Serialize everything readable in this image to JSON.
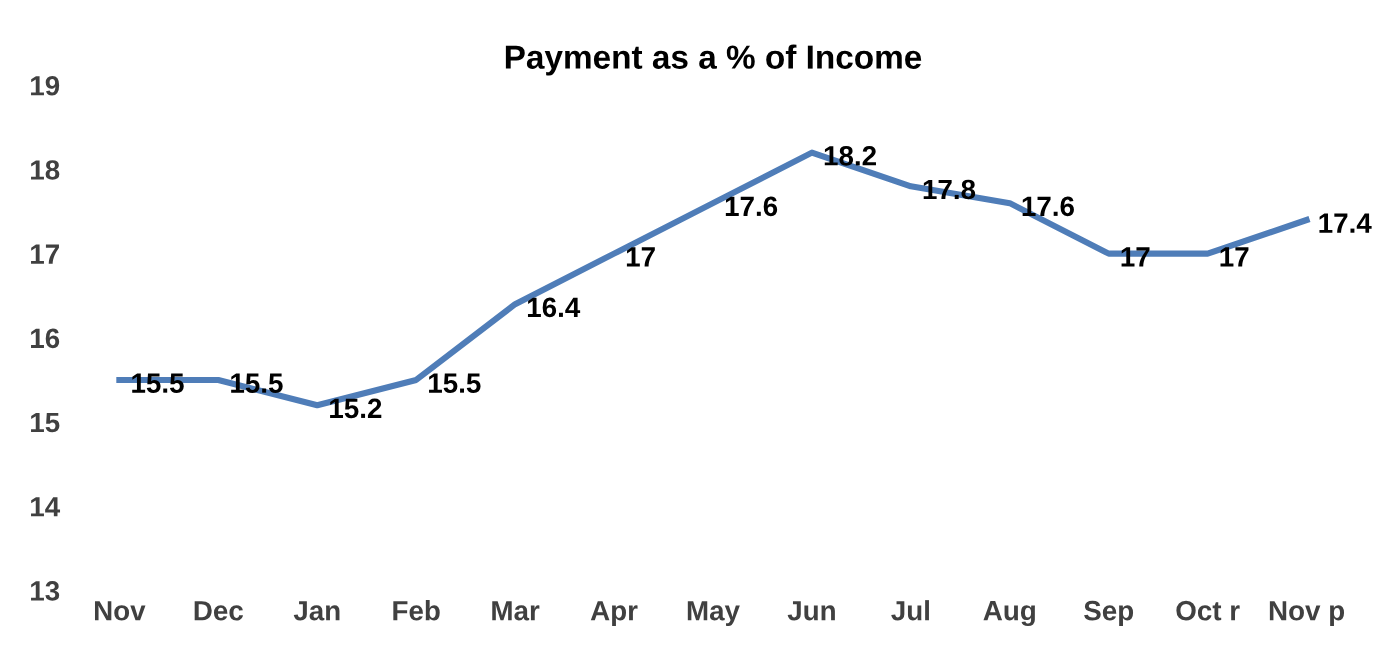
{
  "chart_data": {
    "type": "line",
    "title": "Payment as a % of Income",
    "categories": [
      "Nov",
      "Dec",
      "Jan",
      "Feb",
      "Mar",
      "Apr",
      "May",
      "Jun",
      "Jul",
      "Aug",
      "Sep",
      "Oct r",
      "Nov p"
    ],
    "series": [
      {
        "color": "#4f7db8",
        "values": [
          15.5,
          15.5,
          15.2,
          15.5,
          16.4,
          17,
          17.6,
          18.2,
          17.8,
          17.6,
          17,
          17,
          17.4
        ]
      }
    ],
    "ylim": [
      13,
      19
    ],
    "yticks": [
      13,
      14,
      15,
      16,
      17,
      18,
      19
    ],
    "data_labels": true,
    "grid": false,
    "legend": false,
    "marker": "none",
    "line_style": "solid"
  }
}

◇ ◇ ◇

**TASK TO COMPLETE**
Copy the listing word for word, excluding its pictures.

**SOLUTION FOR THIS EXERCISE**
Serialize everything readable in this image to JSON.
{
  "chart_data": {
    "type": "line",
    "title": "Payment as a % of Income",
    "categories": [
      "Nov",
      "Dec",
      "Jan",
      "Feb",
      "Mar",
      "Apr",
      "May",
      "Jun",
      "Jul",
      "Aug",
      "Sep",
      "Oct r",
      "Nov p"
    ],
    "series": [
      {
        "color": "#4f7db8",
        "values": [
          15.5,
          15.5,
          15.2,
          15.5,
          16.4,
          17,
          17.6,
          18.2,
          17.8,
          17.6,
          17,
          17,
          17.4
        ]
      }
    ],
    "ylim": [
      13,
      19
    ],
    "yticks": [
      13,
      14,
      15,
      16,
      17,
      18,
      19
    ],
    "data_labels": true,
    "grid": false,
    "legend": false,
    "marker": "none",
    "line_style": "solid"
  }
}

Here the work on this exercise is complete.